-- begin --

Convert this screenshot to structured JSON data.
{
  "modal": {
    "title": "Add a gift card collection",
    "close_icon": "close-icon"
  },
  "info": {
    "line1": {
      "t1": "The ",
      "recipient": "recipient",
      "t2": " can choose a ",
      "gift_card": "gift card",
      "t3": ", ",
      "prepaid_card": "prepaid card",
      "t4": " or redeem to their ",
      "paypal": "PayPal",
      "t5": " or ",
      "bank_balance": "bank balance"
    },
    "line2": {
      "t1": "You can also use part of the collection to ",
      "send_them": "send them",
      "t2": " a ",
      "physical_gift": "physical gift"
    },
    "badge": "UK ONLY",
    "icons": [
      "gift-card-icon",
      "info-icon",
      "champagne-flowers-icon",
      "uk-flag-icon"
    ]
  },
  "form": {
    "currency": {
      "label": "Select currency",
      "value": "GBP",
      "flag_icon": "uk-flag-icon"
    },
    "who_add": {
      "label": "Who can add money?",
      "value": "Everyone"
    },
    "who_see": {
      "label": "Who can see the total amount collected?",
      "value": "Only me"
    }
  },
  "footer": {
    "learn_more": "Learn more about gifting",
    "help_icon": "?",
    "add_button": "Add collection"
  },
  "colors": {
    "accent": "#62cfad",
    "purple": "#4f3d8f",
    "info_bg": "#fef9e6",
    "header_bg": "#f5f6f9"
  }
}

-- end --

# [INSTRUCTIONS FOR THE TASK]
Every line of the data above should be reproduced word for word.

# [FULL ANSWER]
Convert this screenshot to structured JSON data.
{
  "modal": {
    "title": "Add a gift card collection",
    "close_icon": "close-icon"
  },
  "info": {
    "line1": {
      "t1": "The ",
      "recipient": "recipient",
      "t2": " can choose a ",
      "gift_card": "gift card",
      "t3": ", ",
      "prepaid_card": "prepaid card",
      "t4": " or redeem to their ",
      "paypal": "PayPal",
      "t5": " or ",
      "bank_balance": "bank balance"
    },
    "line2": {
      "t1": "You can also use part of the collection to ",
      "send_them": "send them",
      "t2": " a ",
      "physical_gift": "physical gift"
    },
    "badge": "UK ONLY",
    "icons": [
      "gift-card-icon",
      "info-icon",
      "champagne-flowers-icon",
      "uk-flag-icon"
    ]
  },
  "form": {
    "currency": {
      "label": "Select currency",
      "value": "GBP",
      "flag_icon": "uk-flag-icon"
    },
    "who_add": {
      "label": "Who can add money?",
      "value": "Everyone"
    },
    "who_see": {
      "label": "Who can see the total amount collected?",
      "value": "Only me"
    }
  },
  "footer": {
    "learn_more": "Learn more about gifting",
    "help_icon": "?",
    "add_button": "Add collection"
  },
  "colors": {
    "accent": "#62cfad",
    "purple": "#4f3d8f",
    "info_bg": "#fef9e6",
    "header_bg": "#f5f6f9"
  }
}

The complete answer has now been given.